__Given instruction__
Repeat the material verbatim. Images are excluded from the copy.
═══ Rows
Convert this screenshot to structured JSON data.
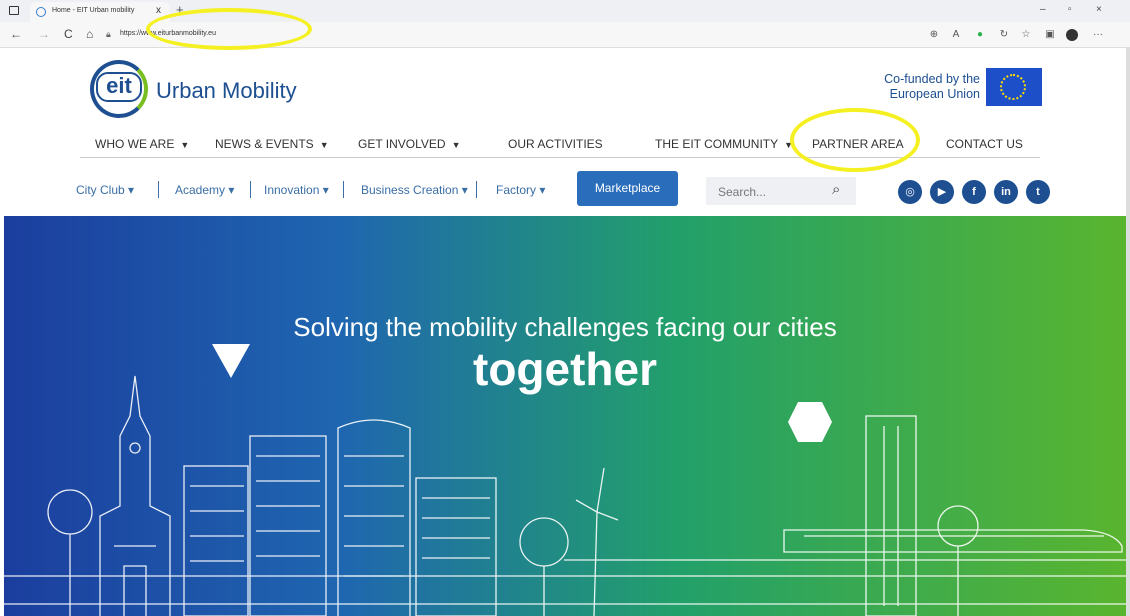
{
  "browser": {
    "tab_title": "Home - EIT Urban mobility",
    "tab_close": "x",
    "new_tab": "+",
    "url": "https://www.eiturbanmobility.eu",
    "nav": {
      "back": "←",
      "forward": "→",
      "reload": "C",
      "home": "⌂"
    },
    "window": {
      "minimize": "–",
      "restore": "▫",
      "close": "×"
    }
  },
  "site": {
    "logo_mark": "eit",
    "logo_text": "Urban Mobility",
    "cofunded_line1": "Co-funded by the",
    "cofunded_line2": "European Union"
  },
  "main_nav": [
    {
      "label": "WHO WE ARE",
      "dropdown": true
    },
    {
      "label": "NEWS & EVENTS",
      "dropdown": true
    },
    {
      "label": "GET INVOLVED",
      "dropdown": true
    },
    {
      "label": "OUR ACTIVITIES",
      "dropdown": false
    },
    {
      "label": "THE EIT COMMUNITY",
      "dropdown": true
    },
    {
      "label": "PARTNER AREA",
      "dropdown": false
    },
    {
      "label": "CONTACT US",
      "dropdown": false
    }
  ],
  "sub_nav": [
    {
      "label": "City Club ▾"
    },
    {
      "label": "Academy ▾"
    },
    {
      "label": "Innovation ▾"
    },
    {
      "label": "Business Creation ▾"
    },
    {
      "label": "Factory ▾"
    }
  ],
  "marketplace_label": "Marketplace",
  "search": {
    "placeholder": "Search..."
  },
  "social": [
    "instagram-icon",
    "youtube-icon",
    "facebook-icon",
    "linkedin-icon",
    "twitter-icon"
  ],
  "hero": {
    "subtitle": "Solving the mobility challenges facing our cities",
    "title": "together"
  },
  "colors": {
    "brand_blue": "#1d4f91",
    "link_blue": "#3a6ea5",
    "button_blue": "#2a6ebb",
    "highlight": "#f5f021"
  }
}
══════
__Response to this exercise__
Convert this screenshot to structured JSON data.
{
  "browser": {
    "tab_title": "Home - EIT Urban mobility",
    "tab_close": "x",
    "new_tab": "+",
    "url": "https://www.eiturbanmobility.eu",
    "nav": {
      "back": "←",
      "forward": "→",
      "reload": "C",
      "home": "⌂"
    },
    "window": {
      "minimize": "–",
      "restore": "▫",
      "close": "×"
    }
  },
  "site": {
    "logo_mark": "eit",
    "logo_text": "Urban Mobility",
    "cofunded_line1": "Co-funded by the",
    "cofunded_line2": "European Union"
  },
  "main_nav": [
    {
      "label": "WHO WE ARE",
      "dropdown": true
    },
    {
      "label": "NEWS & EVENTS",
      "dropdown": true
    },
    {
      "label": "GET INVOLVED",
      "dropdown": true
    },
    {
      "label": "OUR ACTIVITIES",
      "dropdown": false
    },
    {
      "label": "THE EIT COMMUNITY",
      "dropdown": true
    },
    {
      "label": "PARTNER AREA",
      "dropdown": false
    },
    {
      "label": "CONTACT US",
      "dropdown": false
    }
  ],
  "sub_nav": [
    {
      "label": "City Club ▾"
    },
    {
      "label": "Academy ▾"
    },
    {
      "label": "Innovation ▾"
    },
    {
      "label": "Business Creation ▾"
    },
    {
      "label": "Factory ▾"
    }
  ],
  "marketplace_label": "Marketplace",
  "search": {
    "placeholder": "Search..."
  },
  "social": [
    "instagram-icon",
    "youtube-icon",
    "facebook-icon",
    "linkedin-icon",
    "twitter-icon"
  ],
  "hero": {
    "subtitle": "Solving the mobility challenges facing our cities",
    "title": "together"
  },
  "colors": {
    "brand_blue": "#1d4f91",
    "link_blue": "#3a6ea5",
    "button_blue": "#2a6ebb",
    "highlight": "#f5f021"
  }
}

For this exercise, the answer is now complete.